:: Listed records ::

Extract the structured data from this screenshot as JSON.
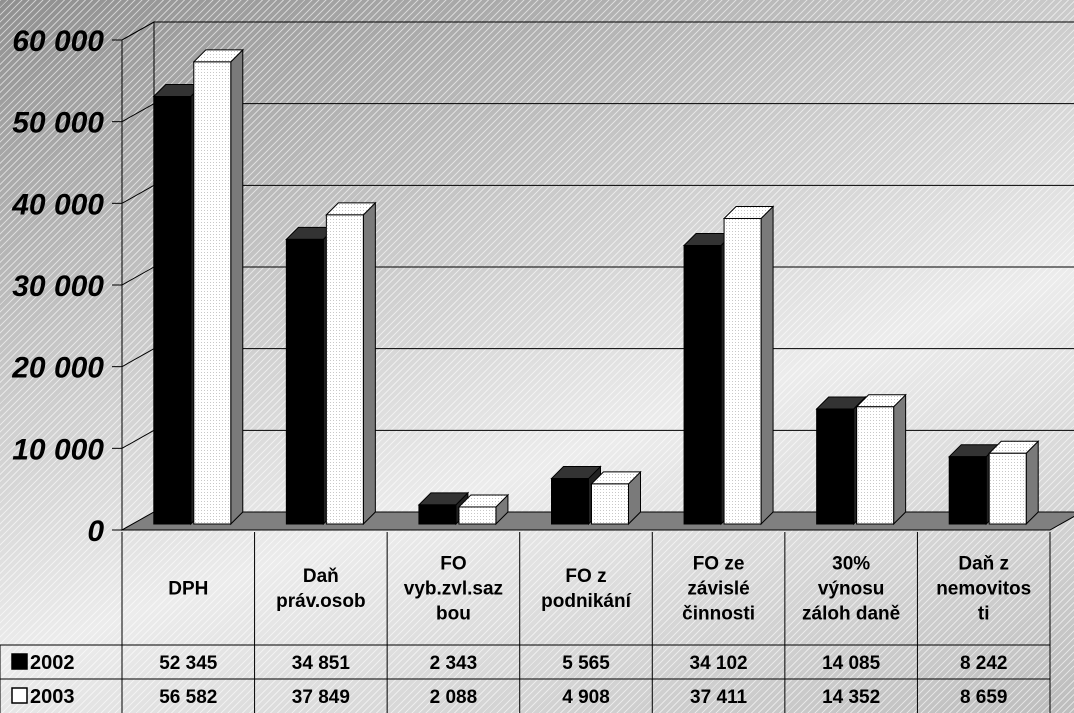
{
  "chart_data": {
    "type": "bar",
    "categories": [
      [
        "DPH"
      ],
      [
        "Daň",
        "práv.osob"
      ],
      [
        "FO",
        "vyb.zvl.saz",
        "bou"
      ],
      [
        "FO z",
        "podnikání"
      ],
      [
        "FO ze",
        "závislé",
        "činnosti"
      ],
      [
        "30%",
        "výnosu",
        "záloh daně"
      ],
      [
        "Daň z",
        "nemovitos",
        "ti"
      ]
    ],
    "series": [
      {
        "name": "2002",
        "values": [
          52345,
          34851,
          2343,
          5565,
          34102,
          14085,
          8242
        ],
        "labels": [
          "52 345",
          "34 851",
          "2 343",
          "5 565",
          "34 102",
          "14 085",
          "8 242"
        ],
        "color": "#000000"
      },
      {
        "name": "2003",
        "values": [
          56582,
          37849,
          2088,
          4908,
          37411,
          14352,
          8659
        ],
        "labels": [
          "56 582",
          "37 849",
          "2 088",
          "4 908",
          "37 411",
          "14 352",
          "8 659"
        ],
        "color": "#ffffff"
      }
    ],
    "yticks": [
      {
        "value": 0,
        "label": "0"
      },
      {
        "value": 10000,
        "label": "10 000"
      },
      {
        "value": 20000,
        "label": "20 000"
      },
      {
        "value": 30000,
        "label": "30 000"
      },
      {
        "value": 40000,
        "label": "40 000"
      },
      {
        "value": 50000,
        "label": "50 000"
      },
      {
        "value": 60000,
        "label": "60 000"
      }
    ],
    "ylim": [
      0,
      60000
    ],
    "grid": true,
    "legend": "data-table-left",
    "colors": {
      "floor": "#808080",
      "side_dark": "#222222",
      "side_light": "#7a7a7a"
    }
  }
}
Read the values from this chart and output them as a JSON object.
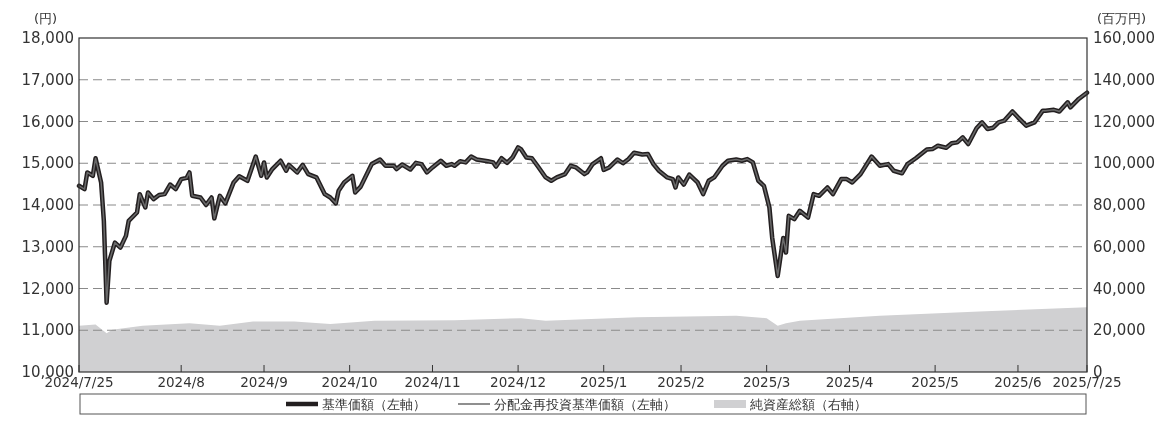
{
  "chart_data": {
    "type": "line",
    "ylabel": "(円)",
    "y2label": "(百万円)",
    "xlim": [
      "2024-07-25",
      "2025-07-25"
    ],
    "xticks": [
      {
        "value": "2024-07-25",
        "label": "2024/7/25"
      },
      {
        "value": "2024-08-31",
        "label": "2024/8"
      },
      {
        "value": "2024-09-30",
        "label": "2024/9"
      },
      {
        "value": "2024-10-31",
        "label": "2024/10"
      },
      {
        "value": "2024-11-30",
        "label": "2024/11"
      },
      {
        "value": "2024-12-31",
        "label": "2024/12"
      },
      {
        "value": "2025-01-31",
        "label": "2025/1"
      },
      {
        "value": "2025-02-28",
        "label": "2025/2"
      },
      {
        "value": "2025-03-31",
        "label": "2025/3"
      },
      {
        "value": "2025-04-30",
        "label": "2025/4"
      },
      {
        "value": "2025-05-31",
        "label": "2025/5"
      },
      {
        "value": "2025-06-30",
        "label": "2025/6"
      },
      {
        "value": "2025-07-25",
        "label": "2025/7/25"
      }
    ],
    "ylim": [
      10000,
      18000
    ],
    "yticks": [
      {
        "value": 10000,
        "label": "10,000"
      },
      {
        "value": 11000,
        "label": "11,000"
      },
      {
        "value": 12000,
        "label": "12,000"
      },
      {
        "value": 13000,
        "label": "13,000"
      },
      {
        "value": 14000,
        "label": "14,000"
      },
      {
        "value": 15000,
        "label": "15,000"
      },
      {
        "value": 16000,
        "label": "16,000"
      },
      {
        "value": 17000,
        "label": "17,000"
      },
      {
        "value": 18000,
        "label": "18,000"
      }
    ],
    "y2lim": [
      0,
      160000
    ],
    "y2ticks": [
      0,
      {
        "value": 20000,
        "label": "20,000"
      },
      {
        "value": 40000,
        "label": "40,000"
      },
      {
        "value": 60000,
        "label": "60,000"
      },
      {
        "value": 80000,
        "label": "80,000"
      },
      {
        "value": 100000,
        "label": "100,000"
      },
      {
        "value": 120000,
        "label": "120,000"
      },
      {
        "value": 140000,
        "label": "140,000"
      },
      {
        "value": 160000,
        "label": "160,000"
      }
    ],
    "grid": "y",
    "legend": "bottom",
    "x": [
      "2024-07-25",
      "2024-07-27",
      "2024-07-28",
      "2024-07-30",
      "2024-07-31",
      "2024-08-02",
      "2024-08-03",
      "2024-08-04",
      "2024-08-05",
      "2024-08-07",
      "2024-08-09",
      "2024-08-11",
      "2024-08-12",
      "2024-08-15",
      "2024-08-16",
      "2024-08-18",
      "2024-08-19",
      "2024-08-21",
      "2024-08-23",
      "2024-08-25",
      "2024-08-27",
      "2024-08-29",
      "2024-08-31",
      "2024-09-02",
      "2024-09-03",
      "2024-09-04",
      "2024-09-07",
      "2024-09-09",
      "2024-09-11",
      "2024-09-12",
      "2024-09-14",
      "2024-09-16",
      "2024-09-19",
      "2024-09-21",
      "2024-09-24",
      "2024-09-27",
      "2024-09-29",
      "2024-09-30",
      "2024-10-01",
      "2024-10-03",
      "2024-10-06",
      "2024-10-08",
      "2024-10-09",
      "2024-10-12",
      "2024-10-14",
      "2024-10-16",
      "2024-10-19",
      "2024-10-22",
      "2024-10-24",
      "2024-10-26",
      "2024-10-27",
      "2024-10-29",
      "2024-11-01",
      "2024-11-02",
      "2024-11-04",
      "2024-11-08",
      "2024-11-11",
      "2024-11-13",
      "2024-11-16",
      "2024-11-17",
      "2024-11-19",
      "2024-11-22",
      "2024-11-24",
      "2024-11-26",
      "2024-11-28",
      "2024-11-30",
      "2024-12-03",
      "2024-12-05",
      "2024-12-07",
      "2024-12-08",
      "2024-12-10",
      "2024-12-12",
      "2024-12-14",
      "2024-12-16",
      "2024-12-20",
      "2024-12-22",
      "2024-12-23",
      "2024-12-25",
      "2024-12-27",
      "2024-12-29",
      "2024-12-31",
      "2025-01-01",
      "2025-01-03",
      "2025-01-05",
      "2025-01-07",
      "2025-01-10",
      "2025-01-12",
      "2025-01-14",
      "2025-01-17",
      "2025-01-19",
      "2025-01-21",
      "2025-01-24",
      "2025-01-25",
      "2025-01-27",
      "2025-01-30",
      "2025-01-31",
      "2025-02-02",
      "2025-02-05",
      "2025-02-07",
      "2025-02-09",
      "2025-02-11",
      "2025-02-14",
      "2025-02-16",
      "2025-02-18",
      "2025-02-20",
      "2025-02-23",
      "2025-02-25",
      "2025-02-26",
      "2025-02-27",
      "2025-03-01",
      "2025-03-03",
      "2025-03-06",
      "2025-03-08",
      "2025-03-10",
      "2025-03-12",
      "2025-03-15",
      "2025-03-17",
      "2025-03-20",
      "2025-03-22",
      "2025-03-24",
      "2025-03-26",
      "2025-03-28",
      "2025-03-30",
      "2025-04-01",
      "2025-04-02",
      "2025-04-04",
      "2025-04-06",
      "2025-04-07",
      "2025-04-08",
      "2025-04-10",
      "2025-04-12",
      "2025-04-15",
      "2025-04-17",
      "2025-04-19",
      "2025-04-22",
      "2025-04-24",
      "2025-04-27",
      "2025-04-29",
      "2025-05-01",
      "2025-05-04",
      "2025-05-08",
      "2025-05-11",
      "2025-05-14",
      "2025-05-16",
      "2025-05-19",
      "2025-05-21",
      "2025-05-24",
      "2025-05-28",
      "2025-05-30",
      "2025-06-01",
      "2025-06-04",
      "2025-06-06",
      "2025-06-08",
      "2025-06-10",
      "2025-06-12",
      "2025-06-15",
      "2025-06-17",
      "2025-06-19",
      "2025-06-21",
      "2025-06-23",
      "2025-06-25",
      "2025-06-28",
      "2025-06-30",
      "2025-07-03",
      "2025-07-06",
      "2025-07-09",
      "2025-07-10",
      "2025-07-13",
      "2025-07-15",
      "2025-07-18",
      "2025-07-19",
      "2025-07-22",
      "2025-07-25"
    ],
    "series": [
      {
        "name": "基準価額（左軸）",
        "color": "#231f20",
        "values": [
          14460,
          14380,
          14780,
          14700,
          15120,
          14540,
          13620,
          11660,
          12660,
          13100,
          12980,
          13260,
          13620,
          13820,
          14260,
          13940,
          14300,
          14140,
          14240,
          14260,
          14490,
          14380,
          14620,
          14650,
          14780,
          14220,
          14180,
          14000,
          14180,
          13680,
          14220,
          14040,
          14540,
          14690,
          14580,
          15160,
          14700,
          15020,
          14660,
          14860,
          15060,
          14820,
          14960,
          14780,
          14960,
          14740,
          14660,
          14260,
          14180,
          14040,
          14340,
          14540,
          14700,
          14300,
          14440,
          14980,
          15090,
          14940,
          14940,
          14860,
          14970,
          14850,
          15010,
          14980,
          14780,
          14900,
          15060,
          14940,
          14980,
          14940,
          15050,
          15020,
          15160,
          15090,
          15050,
          15020,
          14920,
          15120,
          15010,
          15140,
          15380,
          15340,
          15140,
          15120,
          14940,
          14660,
          14580,
          14660,
          14740,
          14940,
          14900,
          14740,
          14780,
          14980,
          15120,
          14840,
          14900,
          15090,
          15000,
          15100,
          15250,
          15210,
          15220,
          14980,
          14820,
          14660,
          14620,
          14420,
          14660,
          14490,
          14730,
          14540,
          14260,
          14580,
          14660,
          14940,
          15060,
          15090,
          15060,
          15100,
          15020,
          14580,
          14460,
          13940,
          13220,
          12300,
          13210,
          12860,
          13740,
          13660,
          13860,
          13700,
          14260,
          14220,
          14420,
          14260,
          14620,
          14620,
          14540,
          14740,
          15160,
          14940,
          14980,
          14820,
          14760,
          14980,
          15120,
          15330,
          15340,
          15420,
          15370,
          15480,
          15500,
          15620,
          15460,
          15840,
          15980,
          15820,
          15850,
          15980,
          16020,
          16240,
          16100,
          15900,
          15980,
          16260,
          16260,
          16280,
          16240,
          16460,
          16340,
          16540,
          16690
        ]
      },
      {
        "name": "分配金再投資基準価額（左軸）",
        "color": "#6a6a6a",
        "values": [
          14460,
          14380,
          14780,
          14700,
          15120,
          14540,
          13620,
          11660,
          12660,
          13100,
          12980,
          13260,
          13620,
          13820,
          14260,
          13940,
          14300,
          14140,
          14240,
          14260,
          14490,
          14380,
          14620,
          14650,
          14780,
          14220,
          14180,
          14000,
          14180,
          13680,
          14220,
          14040,
          14540,
          14690,
          14580,
          15160,
          14700,
          15020,
          14660,
          14860,
          15060,
          14820,
          14960,
          14780,
          14960,
          14740,
          14660,
          14260,
          14180,
          14040,
          14340,
          14540,
          14700,
          14300,
          14440,
          14980,
          15090,
          14940,
          14940,
          14860,
          14970,
          14850,
          15010,
          14980,
          14780,
          14900,
          15060,
          14940,
          14980,
          14940,
          15050,
          15020,
          15160,
          15090,
          15050,
          15020,
          14920,
          15120,
          15010,
          15140,
          15380,
          15340,
          15140,
          15120,
          14940,
          14660,
          14580,
          14660,
          14740,
          14940,
          14900,
          14740,
          14780,
          14980,
          15120,
          14840,
          14900,
          15090,
          15000,
          15100,
          15250,
          15210,
          15220,
          14980,
          14820,
          14660,
          14620,
          14420,
          14660,
          14490,
          14730,
          14540,
          14260,
          14580,
          14660,
          14940,
          15060,
          15090,
          15060,
          15100,
          15020,
          14580,
          14460,
          13940,
          13220,
          12300,
          13210,
          12860,
          13740,
          13660,
          13860,
          13700,
          14260,
          14220,
          14420,
          14260,
          14620,
          14620,
          14540,
          14740,
          15160,
          14940,
          14980,
          14820,
          14760,
          14980,
          15120,
          15330,
          15340,
          15420,
          15370,
          15480,
          15500,
          15620,
          15460,
          15840,
          15980,
          15820,
          15850,
          15980,
          16020,
          16240,
          16100,
          15900,
          15980,
          16260,
          16260,
          16280,
          16240,
          16460,
          16340,
          16540,
          16690
        ]
      },
      {
        "name": "純資産総額（右軸）",
        "type": "area",
        "axis": "y2",
        "color": "#d0d0d2",
        "x": [
          "2024-07-25",
          "2024-07-31",
          "2024-08-04",
          "2024-08-06",
          "2024-08-17",
          "2024-09-03",
          "2024-09-14",
          "2024-09-26",
          "2024-10-11",
          "2024-10-24",
          "2024-11-09",
          "2024-12-08",
          "2025-01-01",
          "2025-01-10",
          "2025-02-12",
          "2025-03-20",
          "2025-03-31",
          "2025-04-04",
          "2025-04-07",
          "2025-04-12",
          "2025-05-11",
          "2025-06-16",
          "2025-07-25"
        ],
        "values": [
          22100,
          22700,
          18600,
          20200,
          22100,
          23400,
          22200,
          24200,
          24200,
          23000,
          24600,
          24800,
          25800,
          24600,
          26200,
          26900,
          25800,
          22100,
          23400,
          24600,
          26900,
          29000,
          31000
        ]
      }
    ]
  }
}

:::

Brief ->
Identify every line where the string "from" appears.

Complete response ->
Extract the structured data from this screenshot as JSON.
Read the values from this chart and output them as a JSON object.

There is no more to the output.